### [TASK]
Each line that contains "text" needs to be copied from the listing.

__________

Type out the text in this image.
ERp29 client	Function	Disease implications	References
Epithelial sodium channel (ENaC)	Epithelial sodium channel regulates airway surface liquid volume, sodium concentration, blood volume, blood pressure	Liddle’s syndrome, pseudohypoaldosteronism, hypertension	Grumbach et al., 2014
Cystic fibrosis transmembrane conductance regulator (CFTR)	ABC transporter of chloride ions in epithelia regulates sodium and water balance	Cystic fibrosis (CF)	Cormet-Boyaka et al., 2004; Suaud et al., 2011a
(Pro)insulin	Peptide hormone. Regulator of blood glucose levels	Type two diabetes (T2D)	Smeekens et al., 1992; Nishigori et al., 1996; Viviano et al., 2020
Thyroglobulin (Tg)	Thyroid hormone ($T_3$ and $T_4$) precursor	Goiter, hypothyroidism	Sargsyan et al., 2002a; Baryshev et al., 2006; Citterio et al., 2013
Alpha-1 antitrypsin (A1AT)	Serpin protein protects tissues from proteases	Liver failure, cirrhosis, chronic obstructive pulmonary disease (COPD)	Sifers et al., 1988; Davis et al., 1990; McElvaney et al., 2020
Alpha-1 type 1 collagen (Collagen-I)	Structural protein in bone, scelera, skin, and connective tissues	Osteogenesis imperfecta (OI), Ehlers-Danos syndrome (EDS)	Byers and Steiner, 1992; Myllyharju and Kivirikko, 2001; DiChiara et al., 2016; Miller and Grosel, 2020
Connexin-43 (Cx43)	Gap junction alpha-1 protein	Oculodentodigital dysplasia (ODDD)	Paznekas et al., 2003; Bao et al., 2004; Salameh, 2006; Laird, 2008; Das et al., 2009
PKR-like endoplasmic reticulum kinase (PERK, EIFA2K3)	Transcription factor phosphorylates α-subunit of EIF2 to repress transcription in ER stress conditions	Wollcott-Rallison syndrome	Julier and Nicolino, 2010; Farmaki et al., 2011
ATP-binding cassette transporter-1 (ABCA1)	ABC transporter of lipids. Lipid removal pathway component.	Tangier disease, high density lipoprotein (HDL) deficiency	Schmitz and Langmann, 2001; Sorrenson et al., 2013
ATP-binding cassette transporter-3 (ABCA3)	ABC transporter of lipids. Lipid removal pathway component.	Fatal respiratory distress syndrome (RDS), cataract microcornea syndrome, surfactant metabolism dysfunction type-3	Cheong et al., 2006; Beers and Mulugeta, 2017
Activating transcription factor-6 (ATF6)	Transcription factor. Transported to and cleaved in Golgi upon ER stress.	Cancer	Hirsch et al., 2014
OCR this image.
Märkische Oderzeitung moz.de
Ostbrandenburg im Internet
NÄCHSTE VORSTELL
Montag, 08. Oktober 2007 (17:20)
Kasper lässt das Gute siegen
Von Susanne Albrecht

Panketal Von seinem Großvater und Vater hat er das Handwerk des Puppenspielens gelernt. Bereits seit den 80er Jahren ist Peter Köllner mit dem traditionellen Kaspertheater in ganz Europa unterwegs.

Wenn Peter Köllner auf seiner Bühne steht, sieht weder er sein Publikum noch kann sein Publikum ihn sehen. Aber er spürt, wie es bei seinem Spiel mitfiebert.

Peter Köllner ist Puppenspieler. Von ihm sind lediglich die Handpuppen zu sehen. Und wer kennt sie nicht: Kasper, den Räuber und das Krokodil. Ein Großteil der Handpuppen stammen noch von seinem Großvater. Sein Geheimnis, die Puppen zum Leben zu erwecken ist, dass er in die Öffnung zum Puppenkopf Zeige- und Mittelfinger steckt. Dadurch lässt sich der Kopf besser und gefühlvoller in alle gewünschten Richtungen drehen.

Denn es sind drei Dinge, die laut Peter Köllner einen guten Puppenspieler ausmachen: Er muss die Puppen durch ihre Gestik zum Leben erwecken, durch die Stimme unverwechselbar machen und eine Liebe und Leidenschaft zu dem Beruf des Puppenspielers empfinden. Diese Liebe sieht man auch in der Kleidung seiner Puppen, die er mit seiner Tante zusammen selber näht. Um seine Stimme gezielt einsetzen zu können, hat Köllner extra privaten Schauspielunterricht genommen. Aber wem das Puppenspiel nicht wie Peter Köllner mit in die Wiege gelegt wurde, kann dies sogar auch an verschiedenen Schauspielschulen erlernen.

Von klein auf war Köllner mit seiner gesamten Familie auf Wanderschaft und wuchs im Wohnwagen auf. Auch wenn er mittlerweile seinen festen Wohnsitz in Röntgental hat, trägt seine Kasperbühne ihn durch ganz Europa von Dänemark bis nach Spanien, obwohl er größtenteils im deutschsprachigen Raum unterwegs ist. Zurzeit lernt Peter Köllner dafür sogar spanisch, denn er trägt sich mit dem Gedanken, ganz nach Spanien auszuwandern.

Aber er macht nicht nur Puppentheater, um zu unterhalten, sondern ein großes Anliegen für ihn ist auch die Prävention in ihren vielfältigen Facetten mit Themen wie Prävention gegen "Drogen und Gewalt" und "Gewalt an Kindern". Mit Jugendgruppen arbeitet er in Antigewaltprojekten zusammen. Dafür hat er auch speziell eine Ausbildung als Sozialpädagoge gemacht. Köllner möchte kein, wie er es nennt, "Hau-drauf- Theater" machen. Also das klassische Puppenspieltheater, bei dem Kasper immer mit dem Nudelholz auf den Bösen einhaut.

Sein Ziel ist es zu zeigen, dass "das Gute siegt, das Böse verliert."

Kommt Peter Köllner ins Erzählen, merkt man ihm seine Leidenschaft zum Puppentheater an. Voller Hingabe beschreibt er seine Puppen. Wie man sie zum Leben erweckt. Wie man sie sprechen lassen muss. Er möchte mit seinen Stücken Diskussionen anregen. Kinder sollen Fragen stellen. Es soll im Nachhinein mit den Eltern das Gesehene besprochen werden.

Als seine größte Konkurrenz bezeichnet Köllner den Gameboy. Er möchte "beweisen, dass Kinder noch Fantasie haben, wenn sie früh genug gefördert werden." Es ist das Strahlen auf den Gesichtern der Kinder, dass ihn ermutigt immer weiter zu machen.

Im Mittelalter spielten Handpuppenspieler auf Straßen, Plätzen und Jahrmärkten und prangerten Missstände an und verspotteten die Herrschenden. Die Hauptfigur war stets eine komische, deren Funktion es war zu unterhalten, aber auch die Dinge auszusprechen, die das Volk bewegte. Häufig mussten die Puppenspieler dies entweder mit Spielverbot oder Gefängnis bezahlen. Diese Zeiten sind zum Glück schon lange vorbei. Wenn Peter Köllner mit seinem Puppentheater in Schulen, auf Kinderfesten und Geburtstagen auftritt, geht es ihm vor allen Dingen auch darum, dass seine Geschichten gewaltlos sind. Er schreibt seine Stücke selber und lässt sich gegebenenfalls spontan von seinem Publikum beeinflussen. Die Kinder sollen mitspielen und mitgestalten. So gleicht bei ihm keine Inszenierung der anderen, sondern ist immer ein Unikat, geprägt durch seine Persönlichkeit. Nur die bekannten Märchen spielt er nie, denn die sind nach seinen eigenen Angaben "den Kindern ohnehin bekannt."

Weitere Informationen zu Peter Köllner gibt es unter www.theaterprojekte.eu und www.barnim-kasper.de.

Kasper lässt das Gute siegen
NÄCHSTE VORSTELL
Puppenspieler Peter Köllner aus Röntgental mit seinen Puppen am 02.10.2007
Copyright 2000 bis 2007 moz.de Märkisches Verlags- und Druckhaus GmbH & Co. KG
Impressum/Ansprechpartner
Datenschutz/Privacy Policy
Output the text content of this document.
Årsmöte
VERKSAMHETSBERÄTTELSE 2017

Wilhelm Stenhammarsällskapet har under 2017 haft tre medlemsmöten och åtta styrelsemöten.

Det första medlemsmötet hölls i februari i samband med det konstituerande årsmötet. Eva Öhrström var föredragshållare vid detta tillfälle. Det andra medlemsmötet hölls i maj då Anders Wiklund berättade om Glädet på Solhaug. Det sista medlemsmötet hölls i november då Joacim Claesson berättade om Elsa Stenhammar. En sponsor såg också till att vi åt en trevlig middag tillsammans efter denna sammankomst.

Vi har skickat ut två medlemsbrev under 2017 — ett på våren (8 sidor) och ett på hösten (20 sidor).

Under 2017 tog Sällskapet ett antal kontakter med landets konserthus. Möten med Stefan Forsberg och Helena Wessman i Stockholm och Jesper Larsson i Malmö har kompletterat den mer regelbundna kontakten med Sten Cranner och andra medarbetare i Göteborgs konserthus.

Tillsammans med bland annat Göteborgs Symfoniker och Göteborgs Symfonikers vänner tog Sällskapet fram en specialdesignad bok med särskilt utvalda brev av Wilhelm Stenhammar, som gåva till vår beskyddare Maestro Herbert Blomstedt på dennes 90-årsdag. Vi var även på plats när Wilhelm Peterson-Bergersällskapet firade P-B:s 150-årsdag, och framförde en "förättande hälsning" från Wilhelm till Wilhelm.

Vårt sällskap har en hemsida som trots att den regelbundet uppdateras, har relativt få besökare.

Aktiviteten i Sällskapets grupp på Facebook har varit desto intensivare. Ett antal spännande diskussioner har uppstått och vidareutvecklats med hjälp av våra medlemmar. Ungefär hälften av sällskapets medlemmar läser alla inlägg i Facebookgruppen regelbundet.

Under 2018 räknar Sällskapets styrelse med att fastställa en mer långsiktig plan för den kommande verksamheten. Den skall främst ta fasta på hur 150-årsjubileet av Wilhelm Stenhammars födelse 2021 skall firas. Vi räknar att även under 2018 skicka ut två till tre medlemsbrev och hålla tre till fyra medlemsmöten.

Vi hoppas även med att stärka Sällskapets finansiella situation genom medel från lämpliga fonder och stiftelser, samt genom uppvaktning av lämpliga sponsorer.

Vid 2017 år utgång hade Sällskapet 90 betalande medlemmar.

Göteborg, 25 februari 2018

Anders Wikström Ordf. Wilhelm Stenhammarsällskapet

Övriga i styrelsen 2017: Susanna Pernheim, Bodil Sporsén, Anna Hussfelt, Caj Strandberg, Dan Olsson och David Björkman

__________

### [OUTPUT FOR THIS TASK]
Type out the text in this image.
Output the text content of this document.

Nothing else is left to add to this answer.